# Source document
Part 2: Non-“Meal” Meals

2015-03-09 to Tettu 002 (res)

Standard northern/Punjabi/Mughlai/”Indian” cuisine, available at just about every truckers’ restaurant on the way down.

Chana Masala (chickpeas curry) with tawa roti (pan-cooked flatbreads).

2015-03-09 to Tettu 001 (res)

Genius Dhaba (roadside restaurant) rope n bamboo furniture: lay a plank across it and it’s a picnic table; remove the plank and it’s a bed.

2015-02-25 to Sundargarh 004 (res)

Matar Gobi (green peas and cauliflower).

2015-02-25 to Sundargarh 005 (res)

Chana Pakora (battered chickpeas deep-fried with onions and unpeeled garlic.)

2015-02-25 to Sundargarh 008 (res) 2015-02-25 to Sundargarh 013 (res)

The less-than-classy Whiskey, Water, and Beer cocktail, along with a self-described “playboy”  getting busy on some fried chicken and a bowl of some rice/water/yogurt concoction that Orissans often eat to wind down their meal.

2015-02-23 to Gumla 006 (res)

Aloo Paratha (flatbread stuffed with potato curry filling and pan-fried with lots of oil),

Laccha Paratha (flatbread pummelled with fists and slapped around until it gets kind of flaky like a croissant),

Saag Matar  (spinach and green pea curry).

2015-03-08 to Pothur 013 (res)

Real south Indian goodness: a Masala Dosa, that is, a  thin, crispy crepe made of slightly fermented rice and lentil batter, stuffed with potato curry, served with coconut chutney (coconut, curry leaves, mustard seeds, garlic) and tomato chutney (not sure, but it’s strong like tomato paste.)  $0.33 or so out in the countryside, including extra refills of chutney.

That’s a normal plate, 9 inches or so across…

2015-03-08 to Pothur 011 (res)

Aunitie making an Onion Dosa.

2015-03-01 to Parvathipuram 013 (res)

Another Dosa, this time a plain one, delivered to my hotel room by an errand boy of a friend’s uncle’s.  Both the dosa and the accompanying coconut chutney came wrapped up in 100% biodegradable banana leaf!

2015-03-11 to Chennai 002 (res)

Uttapam, made from the same batter as dosa but fried atop diced veggies rather than stuffed with them.   Served with tomato chutney, pickled mangos, sambar (thin veg n lentil soup), and a dollop of coconut chutney.

2015-03-11 to Chennai 001 (res)

Pongal, a nice breakfast option for when I’m tired of dosas, even if that’s never.  Reminds me of the Korean proverb used to describe a thing or situation that’s somewhat nebulous  “Well, it’s not rice, but it’s not porridge either.”  Rice and lentils, mustard seeds and curry leaves, and a helping of ghee (clarified butter) probably larger than I’d care to imagine.

2015-02-26 to Bargarh 003 (res)

Upma.  Not exactly the most photogenic food, but still tasty thanks to all those south India spices.  It’s kind of like sloppy couscous.

(Spatial layout entries)
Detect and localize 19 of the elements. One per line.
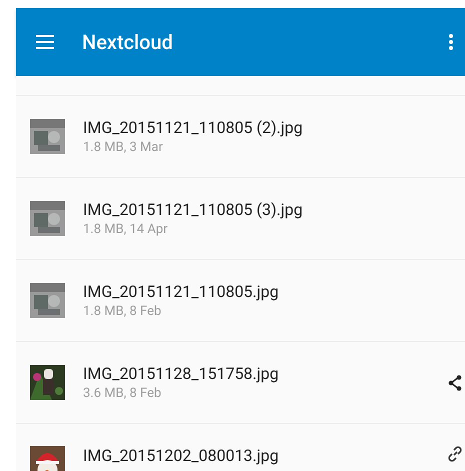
file-name: IMG_20151121_110805.jpg [83,282,280,301]
more-options-icon[interactable] [449,34,453,50]
link-icon[interactable] [448,446,462,462]
file-details: 1.8 MB, 3 Mar [83,140,164,155]
file-details: 1.8 MB, 8 Feb [83,304,162,319]
file-row[interactable]: IMG_20151121_110805 (3).jpg 1.8 MB, 14 Apr [16,178,465,260]
file-row[interactable]: IMG_20151121_110805 (2).jpg 1.8 MB, 3 Mar [16,96,465,178]
file-name: IMG_20151128_151758.jpg [83,364,280,383]
file-row[interactable]: IMG_20151121_110805.jpg 1.8 MB, 8 Feb [16,260,465,342]
file-row[interactable]: IMG_20151128_151758.jpg 3.6 MB, 8 Feb [16,342,465,424]
file-details: 3.6 MB, 8 Feb [83,386,162,401]
file-name: IMG_20151121_110805 (3).jpg [83,200,304,219]
share-icon[interactable] [448,374,462,390]
app-title: Nextcloud [82,30,174,54]
file-row[interactable]: IMG_20151202_080013.jpg [16,424,465,471]
file-name: IMG_20151202_080013.jpg [83,446,280,465]
menu-icon[interactable] [36,35,54,49]
file-details: 1.8 MB, 14 Apr [83,222,169,237]
file-name: IMG_20151121_110805 (2).jpg [83,118,304,137]
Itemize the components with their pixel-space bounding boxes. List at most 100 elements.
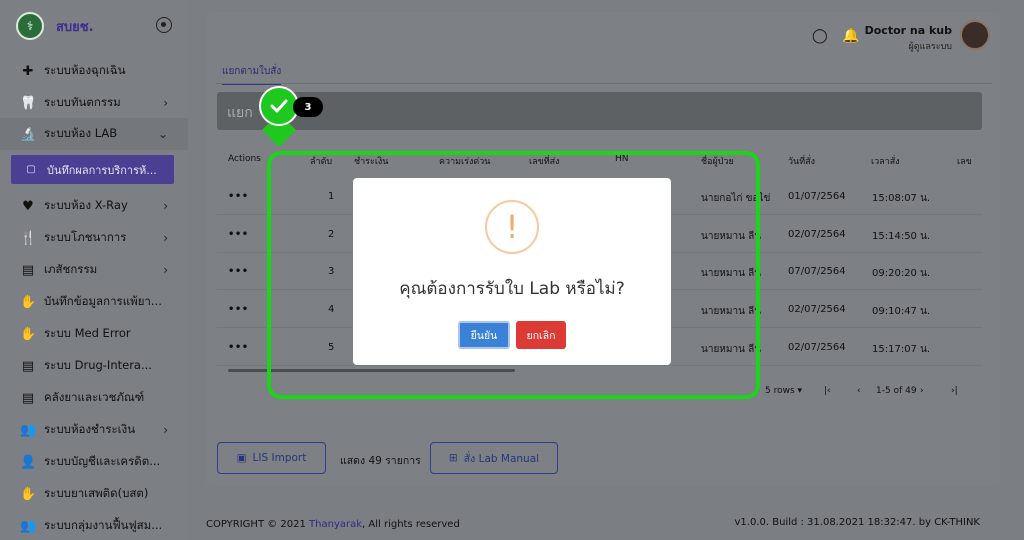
user-name: Doctor na kub [864, 24, 952, 37]
logo: ⚕ [16, 12, 44, 40]
sidebar-item-label: ระบบห้องชำระเงิน [44, 422, 136, 436]
sidebar-subitem-label: บันทึกผลการบริการห้... [47, 163, 157, 177]
order-time: 15:17:07 น. [872, 344, 931, 355]
warning-icon: ! [485, 200, 539, 254]
cancel-button[interactable]: ยกเลิก [516, 321, 566, 349]
last-page-icon[interactable]: ›| [951, 386, 958, 396]
plus-icon: ✚ [22, 63, 34, 79]
sidebar-item-label: ระบบ Drug-Intera... [44, 358, 152, 372]
sidebar-item-label: บันทึกข้อมูลการแพ้ยา... [44, 294, 162, 308]
confirm-button[interactable]: ยืนยัน [458, 321, 510, 349]
sidebar-item[interactable]: 👤 ระบบบัญชีและเครดิต... [0, 446, 188, 478]
avatar[interactable] [960, 20, 990, 50]
row-actions-button[interactable]: ••• [228, 191, 249, 202]
sidebar-item-label: ระบบยาเสพติด(บสต) [44, 486, 149, 500]
step-badge: 3 [293, 97, 323, 117]
rows-per-page-select[interactable]: 5 rows ▾ [765, 386, 802, 396]
column-header[interactable]: เลข [957, 154, 972, 168]
sidebar-item[interactable]: ✚ ระบบห้องฉุกเฉิน [0, 55, 188, 87]
sidebar-item-label: ระบบห้องฉุกเฉิน [44, 63, 126, 77]
sidebar-item[interactable]: ♥ ระบบห้อง X-Ray › [0, 190, 188, 222]
chat-icon[interactable]: ◯ [812, 28, 828, 44]
user-role: ผู้ดูแลระบบ [908, 42, 952, 52]
row-actions-button[interactable]: ••• [228, 342, 249, 353]
column-header[interactable]: เวลาสั่ง [871, 154, 900, 168]
sidebar-item-label: ระบบห้อง LAB [44, 126, 118, 140]
sidebar-item-label: ระบบโภชนาการ [44, 230, 127, 244]
sidebar-item[interactable]: 🍴 ระบบโภชนาการ › [0, 222, 188, 254]
document-icon: ▤ [21, 390, 35, 406]
lis-import-button[interactable]: ▣ LIS Import [217, 442, 326, 474]
sidebar-subitem-lab-result[interactable]: ▢ บันทึกผลการบริการห้... [11, 155, 174, 184]
sidebar-item-label: ระบบห้อง X-Ray [44, 198, 128, 212]
sidebar-item-label: คลังยาและเวชภัณฑ์ [44, 390, 145, 404]
sidebar-item[interactable]: 🦷 ระบบทันตกรรม › [0, 87, 188, 119]
order-date: 02/07/2564 [788, 342, 846, 353]
footer-version: v1.0.0. Build : 31.08.2021 18:32:47. by … [734, 517, 981, 528]
chevron-down-icon: ⌄ [157, 127, 168, 141]
sidebar: ⚕ สบยช. ✚ ระบบห้องฉุกเฉิน 🦷 ระบบทันตกรรม › 🔬 ร… [0, 0, 188, 540]
sidebar-item-label: ระบบกลุ่มงานฟื้นฟูสม... [44, 518, 163, 532]
sidebar-item-label: ระบบ Med Error [44, 326, 131, 340]
row-actions-button[interactable]: ••• [228, 266, 249, 277]
nutrition-icon: 🍴 [20, 230, 37, 246]
brand-name: สบยช. [56, 19, 94, 35]
comment-icon: ▢ [26, 164, 36, 175]
order-time: 15:14:50 น. [872, 231, 931, 242]
sidebar-item[interactable]: ✋ ระบบยาเสพติด(บสต) [0, 478, 188, 510]
filter-bar: แยก [217, 92, 982, 130]
chevron-right-icon: › [163, 231, 168, 245]
prev-page-icon[interactable]: ‹ [857, 386, 861, 396]
row-actions-button[interactable]: ••• [228, 229, 249, 240]
heartbeat-icon: ♥ [22, 198, 34, 214]
microscope-icon: 🔬 [20, 126, 37, 142]
hand-heart-icon: ✋ [20, 326, 37, 342]
sidebar-item-label: ระบบทันตกรรม [44, 95, 121, 109]
people-icon: 👥 [20, 422, 37, 438]
lab-manual-button[interactable]: ⊞ สั่ง Lab Manual [430, 442, 558, 474]
sidebar-item[interactable]: 👥 ระบบกลุ่มงานฟื้นฟูสม... [0, 510, 188, 540]
clipboard-icon: ▣ [236, 452, 247, 464]
hand-heart-icon: ✋ [20, 294, 37, 310]
sidebar-item[interactable]: 🔬 ระบบห้อง LAB ⌄ [0, 118, 188, 150]
row-actions-button[interactable]: ••• [228, 304, 249, 315]
column-header[interactable]: วันที่สั่ง [788, 154, 815, 168]
confirm-dialog: ! คุณต้องการรับใบ Lab หรือไม่? ยืนยัน ยก… [353, 178, 671, 365]
order-date: 07/07/2564 [788, 266, 846, 277]
sidebar-item[interactable]: ✋ บันทึกข้อมูลการแพ้ยา... [0, 286, 188, 318]
sidebar-toggle-icon[interactable] [156, 17, 172, 33]
sidebar-item-label: ระบบบัญชีและเครดิต... [44, 454, 161, 468]
add-file-icon: ⊞ [448, 452, 458, 464]
next-page-icon[interactable]: › [920, 386, 924, 396]
sidebar-item[interactable]: ▤ คลังยาและเวชภัณฑ์ [0, 382, 188, 414]
footer-copyright: COPYRIGHT © 2021 Thanyarak, All rights r… [206, 519, 460, 530]
document-icon: ▤ [21, 262, 35, 278]
order-date: 02/07/2564 [788, 304, 846, 315]
person-icon: 👤 [20, 454, 37, 470]
people-icon: 👥 [20, 518, 37, 534]
order-time: 09:20:20 น. [872, 268, 931, 279]
sidebar-item-label: เภสัชกรรม [44, 262, 98, 276]
tab-by-order[interactable]: แยกตามใบสั่ง [222, 64, 282, 85]
document-icon: ▤ [21, 358, 35, 374]
chevron-right-icon: › [163, 263, 168, 277]
order-date: 02/07/2564 [788, 229, 846, 240]
bell-icon[interactable]: 🔔 [842, 28, 859, 44]
sidebar-item[interactable]: ✋ ระบบ Med Error [0, 318, 188, 350]
sidebar-item[interactable]: ▤ ระบบ Drug-Intera... [0, 350, 188, 382]
sidebar-item[interactable]: ▤ เภสัชกรรม › [0, 254, 188, 286]
dialog-question: คุณต้องการรับใบ Lab หรือไม่? [399, 279, 625, 299]
tooth-icon: 🦷 [20, 95, 37, 111]
sidebar-item[interactable]: 👥 ระบบห้องชำระเงิน › [0, 414, 188, 446]
tab-divider [216, 83, 992, 84]
order-date: 01/07/2564 [788, 191, 846, 202]
column-header[interactable]: Actions [228, 154, 261, 164]
order-time: 09:10:47 น. [872, 306, 931, 317]
company-link[interactable]: Thanyarak [309, 519, 362, 530]
chevron-right-icon: › [163, 96, 168, 110]
first-page-icon[interactable]: |‹ [824, 386, 831, 396]
chevron-right-icon: › [163, 199, 168, 213]
page-range: 1-5 of 49 [876, 386, 917, 396]
chevron-right-icon: › [163, 423, 168, 437]
order-time: 15:08:07 น. [872, 193, 931, 204]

# Given exercise
Please write out, word for word, the passage of the Indian food text that begins at the words "2015-02-25 to Sundargarh 004" and stops after "Sundargarh 013 (res)".

# Correct output
2015-02-25 to Sundargarh 004 (res)

Matar Gobi (green peas and cauliflower).

2015-02-25 to Sundargarh 005 (res)

Chana Pakora (battered chickpeas deep-fried with onions and unpeeled garlic.)

2015-02-25 to Sundargarh 008 (res) 2015-02-25 to Sundargarh 013 (res)